### Soal 1:
Menurut cuplikan halaman, berapa banyak lagu yang dibawakan dalam pergelaran itu?
### Soal 2:
Kutiplah bagian cuplikan halaman dari "Kompleksitas nadanya, juga" sampai "hati dan pikiran." tanpa mengubah satu kata pun.

### Cuplikan Halaman:
Nah kita lantas lihat konsep pergelaran satu ini. Saya tulis di atas, ini ga gampang nyiapinnya. Secara musik aja deh. Lebih dari dua puluhan lagu dengan sekitar sepuluhan penyanyi. Lagu-lagu dengan materi musik yang “tak biasa”. Kompleks. Kompelsk tentara? Anak kolong dong?
Kompleksitas nadanya, juga dalam kemasan musiknya. Paling kawatir adalah, jaman sekarang semua menjadi sangat mudah “dicerna”. Kenapa harus mendengarkan lagi yang “susah-susah”. Eits, tunggu dulu coy. Yang gampang, biasanya mudah masuk, mudah keluar. Dan....selesai!
Kalau yang relatif susah, begitu bisa masuk, akan bisa lama “mengendap”. Menari-nari di jiwa dan pikiran. Stay nya lama. Dinget. Nyangkut banget, istilahnya. Nyangkut di hati dan pikiran.

So, yang rada susah, ga susah sebenarnya dicerna kan ya? Bisa saja begitu. Tapi kalau menyangkut konser Badai Pasti Berlalu ini, memang ada tawaran nostalgia. Mengenang masa-masa indah, di waktu lampau. Album Badai Pasti Berlalu, memang menjadi salah sat album musik terpenting, yang seperti memicu lahirnya musik-musik Indonesia lain, yang memperkaya khasanah musik kita.

### Data yang Diberikan:
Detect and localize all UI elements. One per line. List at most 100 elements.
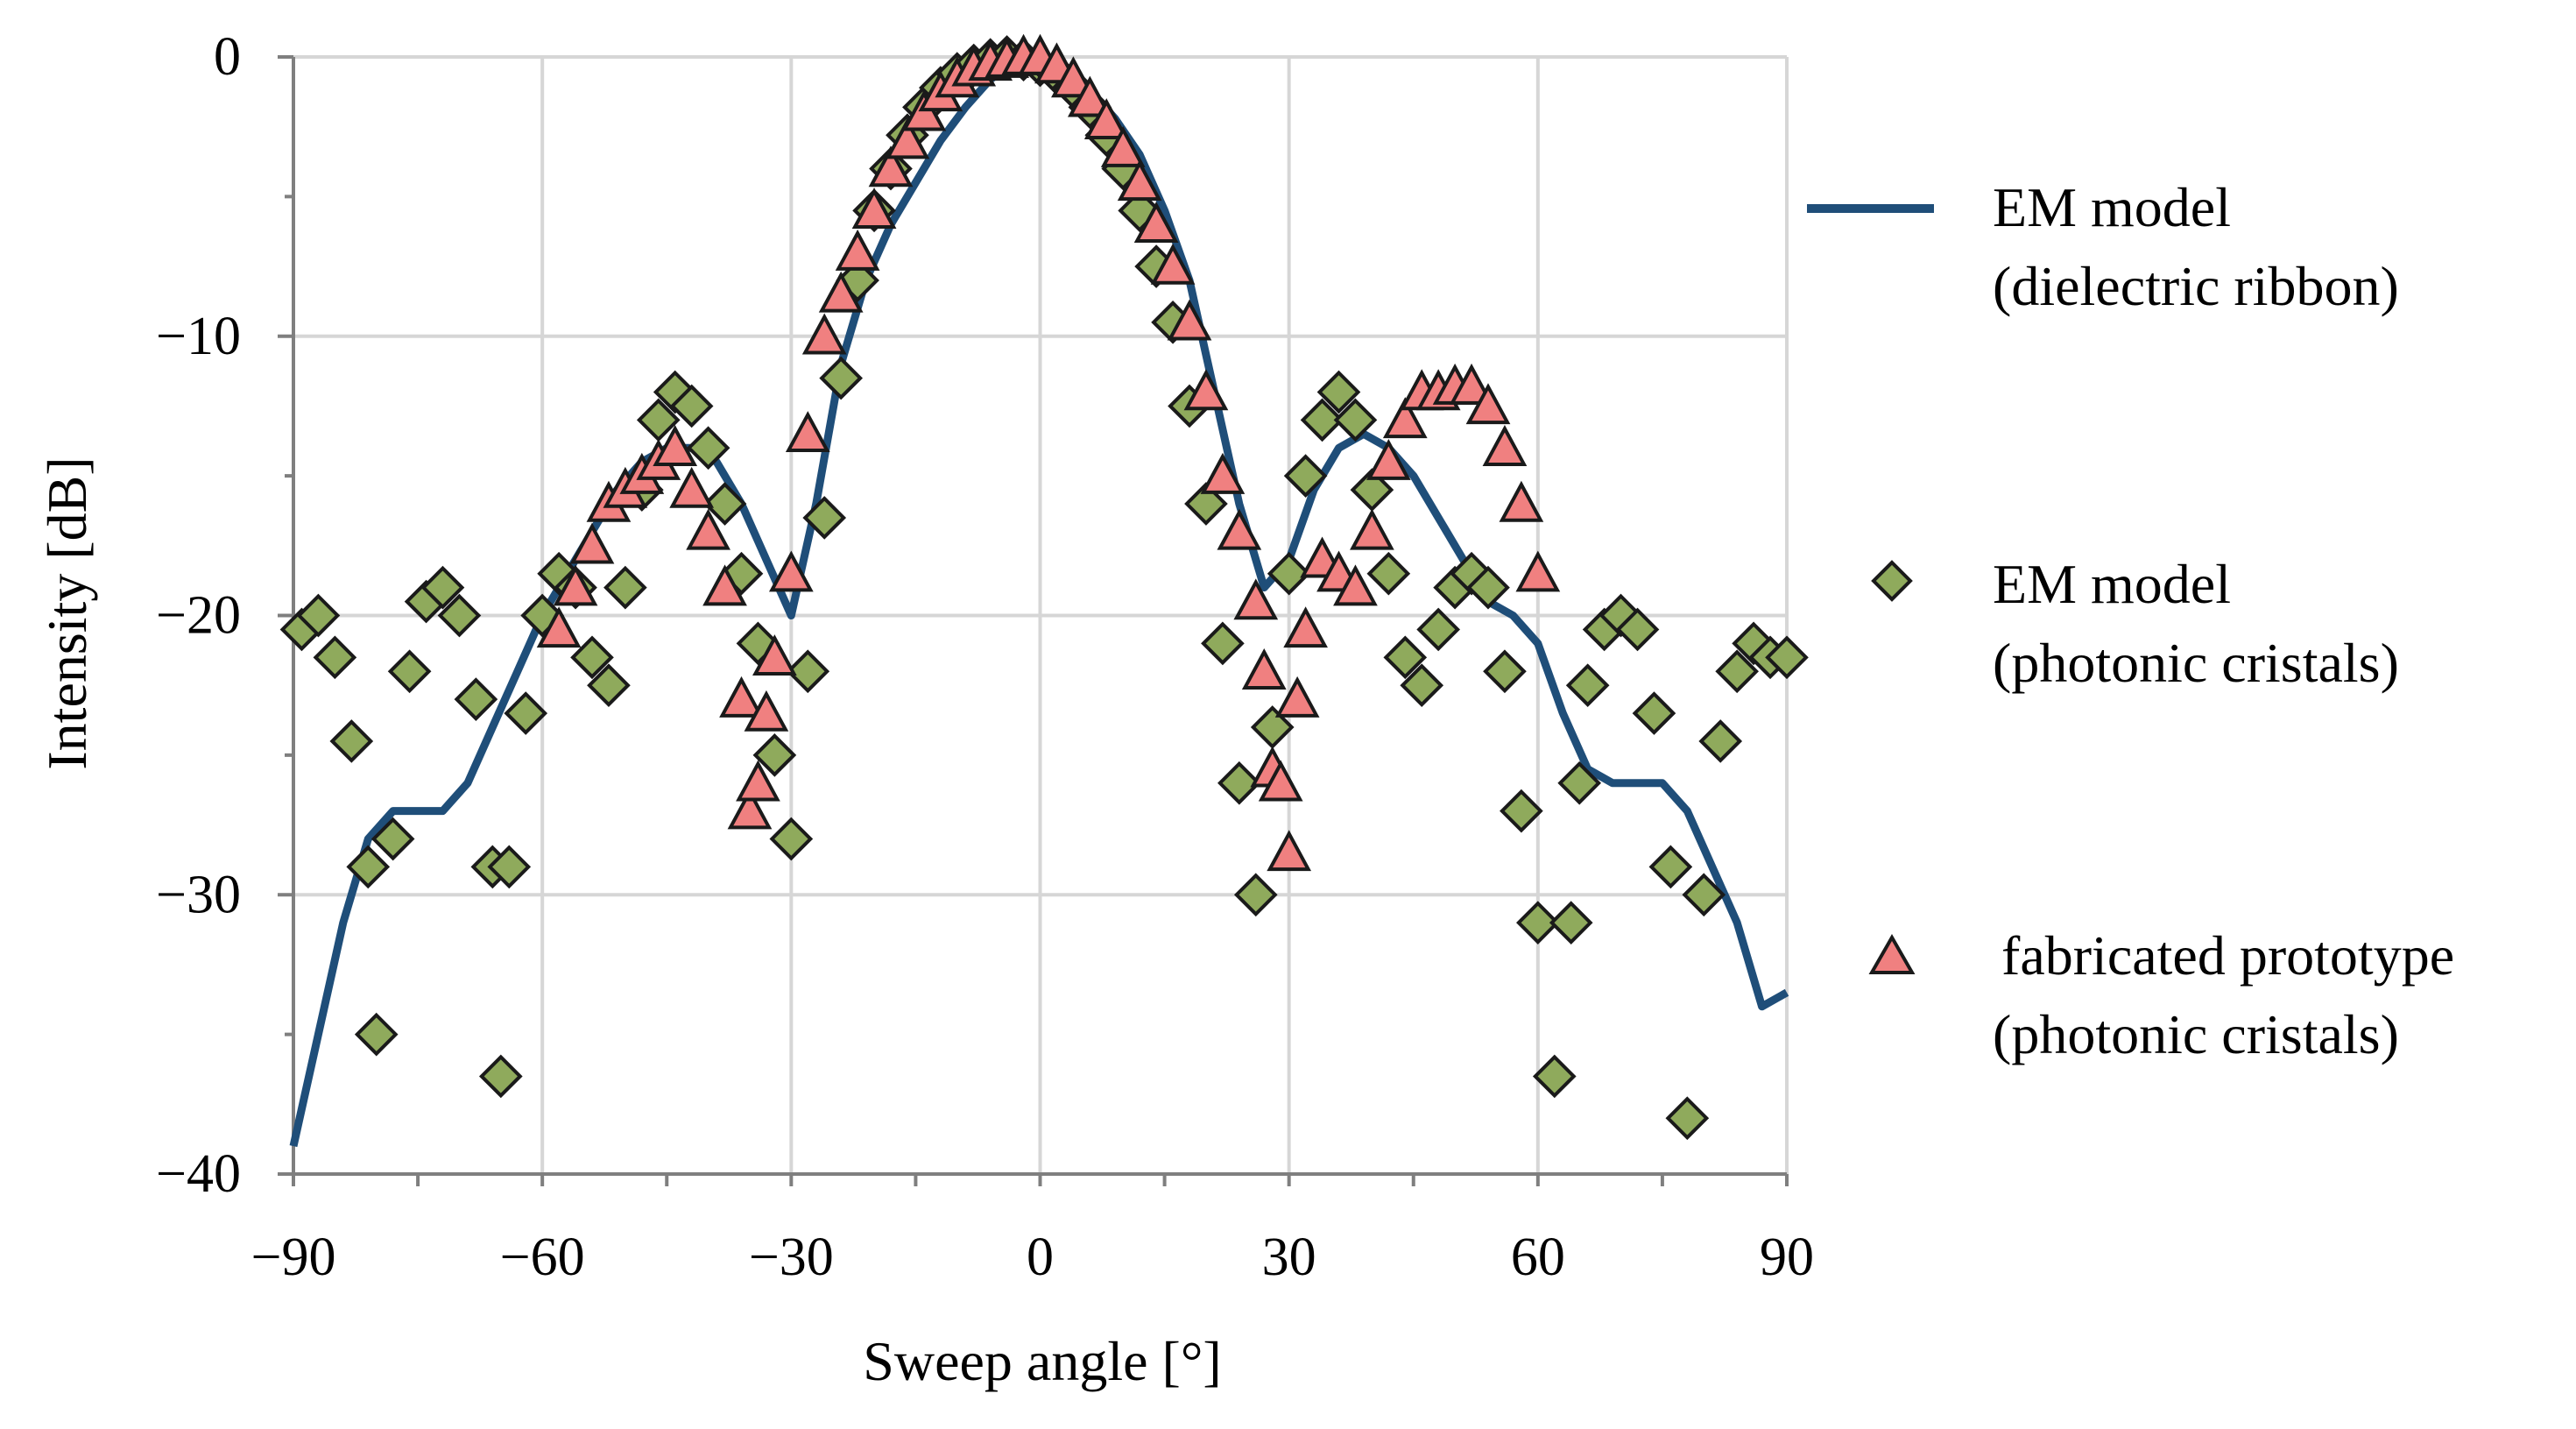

### Jawaban Tertulis 1:
Lebih dari dua puluhan lagu.

### Jawaban Tertulis 2:
Kompleksitas nadanya, juga dalam kemasan musiknya. Paling kawatir adalah, jaman sekarang semua menjadi sangat mudah “dicerna”. Kenapa harus mendengarkan lagi yang “susah-susah”. Eits, tunggu dulu coy. Yang gampang, biasanya mudah masuk, mudah keluar. Dan....selesai!
Kalau yang relatif susah, begitu bisa masuk, akan bisa lama “mengendap”. Menari-nari di jiwa dan pikiran. Stay nya lama. Dinget. Nyangkut banget, istilahnya. Nyangkut di hati dan pikiran.